BEGIN DATA SUPPLIED
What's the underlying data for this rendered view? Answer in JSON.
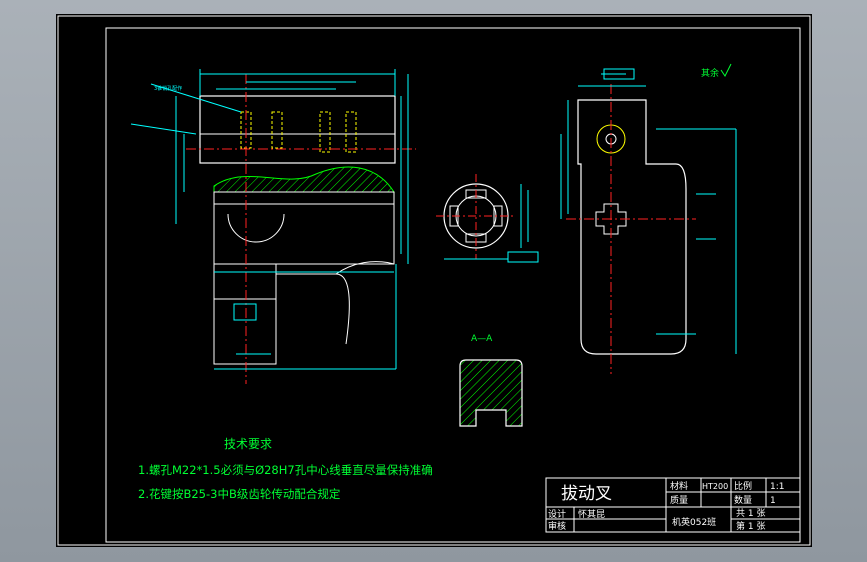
{
  "drawing": {
    "tech_requirements": {
      "title": "技术要求",
      "items": [
        "1.螺孔M22*1.5必须与Ø28H7孔中心线垂直尽量保持准确",
        "2.花键按B25-3中B级齿轮传动配合规定"
      ]
    },
    "section_label": "A—A",
    "roughness_note": "其余",
    "left_note": "3锥销孔配作",
    "title_block": {
      "part_name": "拔动叉",
      "material_label": "材料",
      "material_value": "HT200",
      "scale_label": "比例",
      "scale_value": "1:1",
      "mass_label": "质量",
      "quantity_label": "数量",
      "quantity_value": "1",
      "design_label": "设计",
      "designer": "怀其昆",
      "review_label": "审核",
      "class": "机英052班",
      "total_sheets": "共 1 张",
      "sheet_no": "第 1 张"
    }
  },
  "colors": {
    "background": "#000000",
    "outline": "#ffffff",
    "dimension": "#00ffff",
    "hatch": "#00ff00",
    "centerline": "#ff2222",
    "hidden": "#ffff00",
    "text_req": "#00ff33"
  }
}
END DATA SUPPLIED
Write every entry out again exactly, dropping the pictures.

• _TASK RESULT_:
What's the underlying data for this rendered view? Answer in JSON.
{
  "drawing": {
    "tech_requirements": {
      "title": "技术要求",
      "items": [
        "1.螺孔M22*1.5必须与Ø28H7孔中心线垂直尽量保持准确",
        "2.花键按B25-3中B级齿轮传动配合规定"
      ]
    },
    "section_label": "A—A",
    "roughness_note": "其余",
    "left_note": "3锥销孔配作",
    "title_block": {
      "part_name": "拔动叉",
      "material_label": "材料",
      "material_value": "HT200",
      "scale_label": "比例",
      "scale_value": "1:1",
      "mass_label": "质量",
      "quantity_label": "数量",
      "quantity_value": "1",
      "design_label": "设计",
      "designer": "怀其昆",
      "review_label": "审核",
      "class": "机英052班",
      "total_sheets": "共 1 张",
      "sheet_no": "第 1 张"
    }
  },
  "colors": {
    "background": "#000000",
    "outline": "#ffffff",
    "dimension": "#00ffff",
    "hatch": "#00ff00",
    "centerline": "#ff2222",
    "hidden": "#ffff00",
    "text_req": "#00ff33"
  }
}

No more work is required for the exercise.